• [TASK INSTRUCTIONS]: Scan the material that follows. Copy every line containing the word "name".

• [MATERIAL FOR THIS EXERCISE]:
╭──

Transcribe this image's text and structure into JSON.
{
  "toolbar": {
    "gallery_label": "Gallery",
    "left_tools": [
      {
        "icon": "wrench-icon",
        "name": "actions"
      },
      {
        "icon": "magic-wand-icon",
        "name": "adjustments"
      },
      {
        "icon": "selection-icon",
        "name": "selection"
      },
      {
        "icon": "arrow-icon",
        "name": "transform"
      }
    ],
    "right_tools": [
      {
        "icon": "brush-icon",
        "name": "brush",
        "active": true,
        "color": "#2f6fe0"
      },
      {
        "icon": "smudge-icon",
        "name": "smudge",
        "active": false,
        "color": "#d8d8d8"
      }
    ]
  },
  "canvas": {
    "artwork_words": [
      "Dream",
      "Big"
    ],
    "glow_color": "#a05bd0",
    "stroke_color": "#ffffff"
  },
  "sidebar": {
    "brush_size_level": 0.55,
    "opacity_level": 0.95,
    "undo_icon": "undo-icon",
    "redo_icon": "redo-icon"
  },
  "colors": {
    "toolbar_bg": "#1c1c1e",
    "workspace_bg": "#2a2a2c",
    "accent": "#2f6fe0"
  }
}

╰──

• [RESPONSE FOR THIS EXERCISE]:
        "name": "actions"
        "name": "adjustments"
        "name": "selection"
        "name": "transform"
        "name": "brush",
        "name": "smudge",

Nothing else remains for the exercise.